» **Texte du document**
Grande nouvelle pour l’humanité. Depuis Glasgow, les gouvernements du monde réunis à la COP 26 sur le changement climatique décideront si nous nous donnons un avenir ou si nous irons tous en enfer. Au moment où j’écris, cela peut aller dans les deux sens. Chronique d’Outre-Manche.
Mais cette COP 26 a-t-elle tant d’importance de toute façon puisque la gazette de la Silicon Valley nous apprend que le fondateur de Facebook, Mark Zukerberg, a changé le nom de l’entreprise en Meta « pour mieux se concentrer sur le métaverse ».

» **Travail demandé**
Veuillez dire si chacune des affirmations ci-dessous concorde avec la chronique sur la COP 26, en répondant par oui ou par non et en citant les mots décisifs de la chronique.
1. La COP 26 se tient à Glasgow.
2. L’auteur sait déjà quelle décision sortira de la COP 26.
3. Facebook a pris le nom de Meta.

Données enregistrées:

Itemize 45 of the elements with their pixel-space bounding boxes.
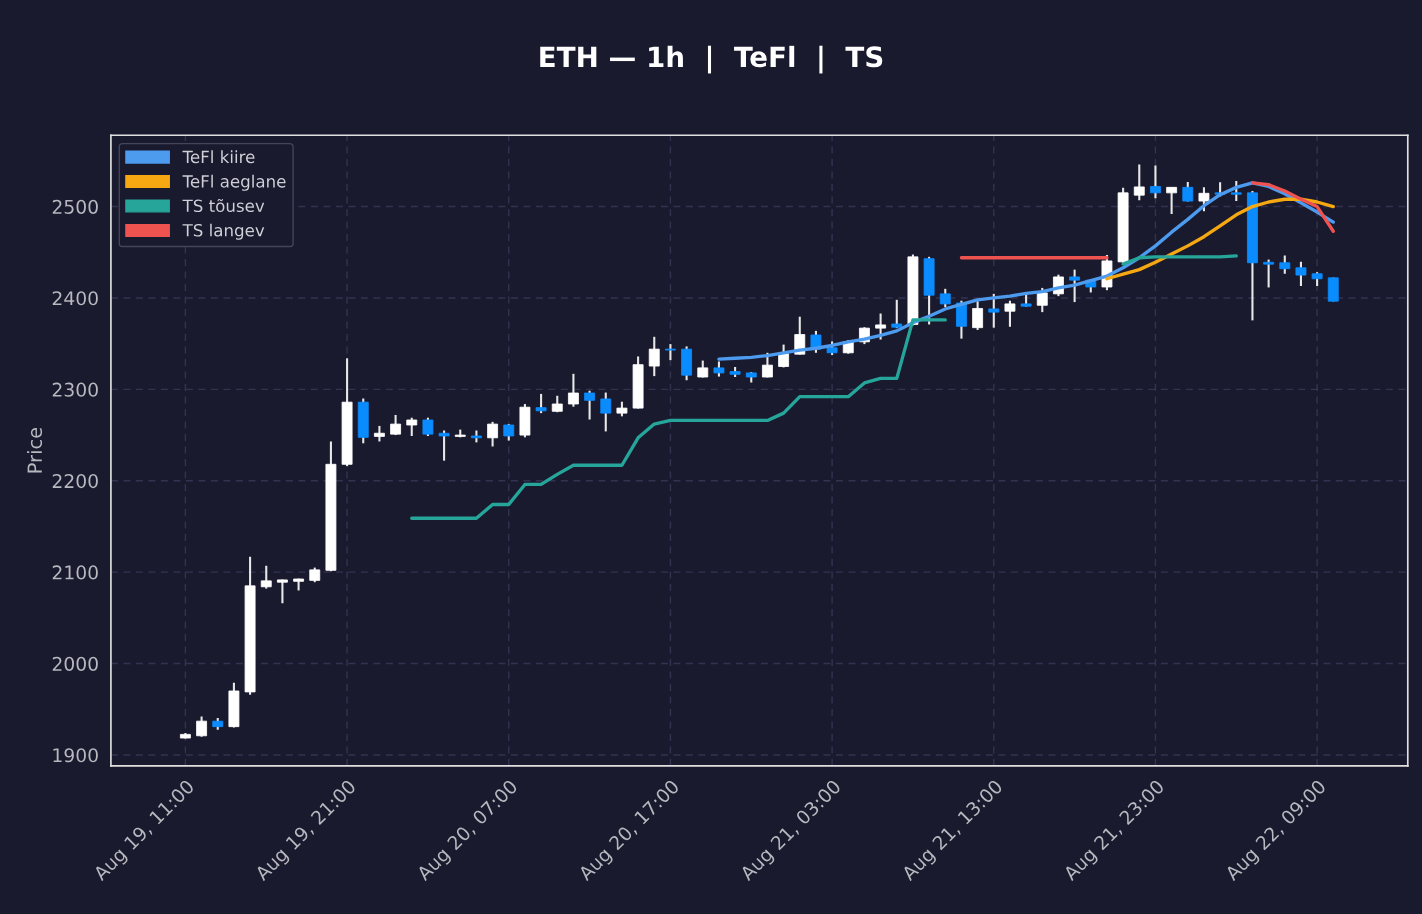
candlestick [487,420,499,448]
candlestick [891,298,903,330]
candlestick [535,392,547,415]
candlestick [939,287,951,309]
candlestick [260,564,272,590]
y-tick-label: 2500 [52,199,98,214]
candlestick [422,416,434,438]
candlestick [1069,268,1081,304]
candlestick [1182,180,1194,203]
y-tick-label: 1900 [53,748,98,763]
candlestick [875,312,887,341]
candlestick [1327,276,1339,303]
y-tick-label: 2400 [52,291,98,306]
candlestick [1295,260,1307,288]
y-axis-title: Price [27,427,43,473]
y-tick-label: 2000 [52,656,98,671]
candlestick [1150,164,1161,200]
candlestick [600,391,612,433]
y-tick-label: 2300 [52,382,98,397]
candlestick [1133,163,1145,202]
candlestick [956,299,967,340]
candlestick [276,578,288,605]
candlestick [1036,286,1048,314]
legend-label: TeFl aeglane [182,174,286,191]
candlestick [567,372,579,408]
candlestick [1263,258,1275,289]
y-tick-label: 2200 [52,473,98,489]
candlestick [584,389,596,421]
candlestick [1198,186,1210,213]
candlestick [972,300,984,331]
candlestick [988,292,1000,329]
candlestick [1004,299,1016,328]
candlestick [1279,254,1291,275]
candlestick [762,351,773,379]
y-tick-label: 2100 [52,565,98,580]
candlestick [1230,179,1242,203]
candlestick [1166,185,1178,215]
candlestick [406,416,418,438]
candlestick [648,335,660,378]
chart-title: ETH — 1h | TeFl | TS [540,45,883,74]
candlestick [196,715,208,738]
candlestick [438,429,450,462]
legend-label: TS tõusev [182,198,265,213]
legend-label: TS langev [182,223,265,240]
legend-label: TeFl kiire [182,150,255,164]
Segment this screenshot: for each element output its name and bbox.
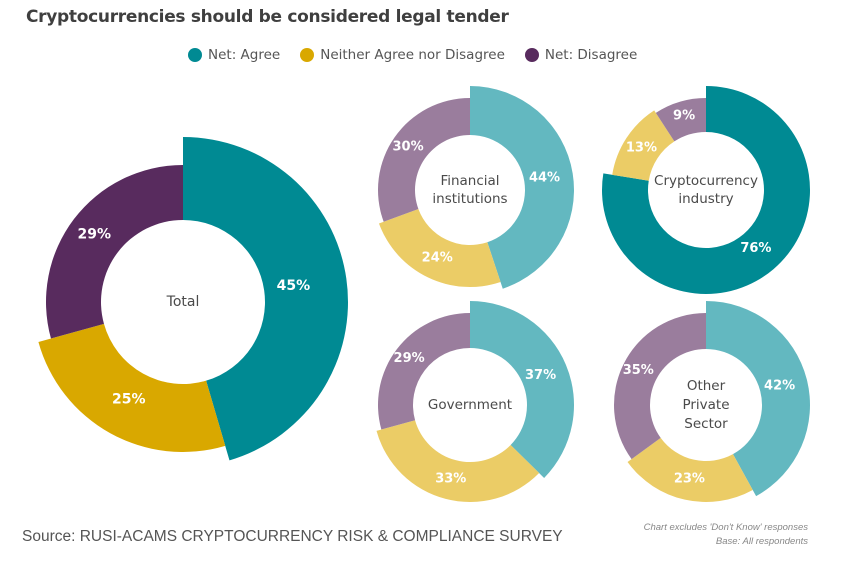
slice-disagree [655, 98, 706, 142]
center-label: Financial [440, 173, 499, 189]
data-label-disagree: 9% [673, 109, 695, 124]
slice-agree [602, 86, 810, 295]
chart-title: Cryptocurrencies should be considered le… [26, 7, 509, 27]
slice-agree [470, 86, 575, 289]
data-label-neither: 13% [626, 140, 657, 155]
slice-agree [470, 301, 574, 478]
slice-neither [627, 437, 753, 502]
legend-label-agree: Net: Agree [208, 47, 281, 63]
donut-cryptocurrency-industry: 76% 13% 9% Cryptocurrency industry [602, 86, 810, 295]
slice-neither [376, 420, 540, 503]
donut-total: 45% 25% 29% Total [38, 137, 348, 461]
data-label-agree: 44% [529, 170, 560, 185]
donut-other-private-sector: 42% 23% 35% Other Private Sector [614, 301, 811, 502]
slice-disagree [45, 165, 183, 339]
legend-item-neither: Neither Agree nor Disagree [300, 47, 505, 63]
source-text: Source: RUSI-ACAMS CRYPTOCURRENCY RISK &… [22, 528, 563, 545]
data-label-agree: 45% [277, 278, 311, 294]
legend-item-disagree: Net: Disagree [524, 47, 638, 63]
legend: Net: Agree Neither Agree nor Disagree Ne… [188, 47, 657, 63]
data-label-agree: 42% [764, 379, 795, 394]
footnotes: Chart excludes 'Don't Know' responses Ba… [644, 521, 808, 549]
center-label: institutions [432, 191, 507, 207]
data-label-disagree: 29% [78, 226, 112, 242]
donut-government: 37% 33% 29% Government [376, 301, 574, 503]
data-label-disagree: 35% [623, 363, 654, 378]
legend-swatch-agree [188, 48, 202, 62]
center-label: Government [428, 397, 512, 413]
data-label-disagree: 30% [393, 139, 424, 154]
legend-label-neither: Neither Agree nor Disagree [320, 47, 505, 63]
center-label: Other [687, 378, 726, 394]
data-label-agree: 37% [525, 368, 556, 383]
data-label-neither: 25% [112, 391, 146, 407]
footnote-exclusion: Chart excludes 'Don't Know' responses [643, 522, 808, 533]
slice-disagree [378, 313, 470, 430]
center-label: industry [678, 191, 733, 207]
legend-swatch-disagree [524, 48, 539, 62]
center-label: Sector [684, 416, 728, 432]
center-label: Cryptocurrency [654, 173, 758, 189]
legend-swatch-neither [300, 48, 315, 62]
data-label-neither: 23% [674, 472, 705, 487]
data-label-neither: 24% [422, 251, 453, 266]
slice-disagree [614, 313, 706, 460]
data-label-neither: 33% [435, 472, 466, 487]
donut-financial-institutions: 44% 24% 30% Financial institutions [378, 86, 575, 289]
slice-agree [706, 301, 811, 497]
footnote-base: Base: All respondents [715, 536, 808, 547]
legend-item-agree: Net: Agree [188, 47, 280, 63]
legend-label-disagree: Net: Disagree [544, 47, 638, 63]
center-label: Total [166, 294, 200, 310]
center-label: Private [682, 397, 729, 413]
slice-neither [38, 323, 226, 452]
data-label-agree: 76% [740, 241, 771, 256]
slice-disagree [378, 98, 470, 222]
slice-neither [612, 110, 675, 181]
slice-agree [183, 137, 348, 461]
slice-neither [378, 208, 501, 287]
data-label-disagree: 29% [394, 351, 425, 366]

» **Réponse complète**
1. Oui : « Depuis Glasgow, les gouvernements du monde réunis à la COP 26 ».
2. Non : « Au moment où j’écris, cela peut aller dans les deux sens. »
3. Oui : « a changé le nom de l’entreprise en Meta ».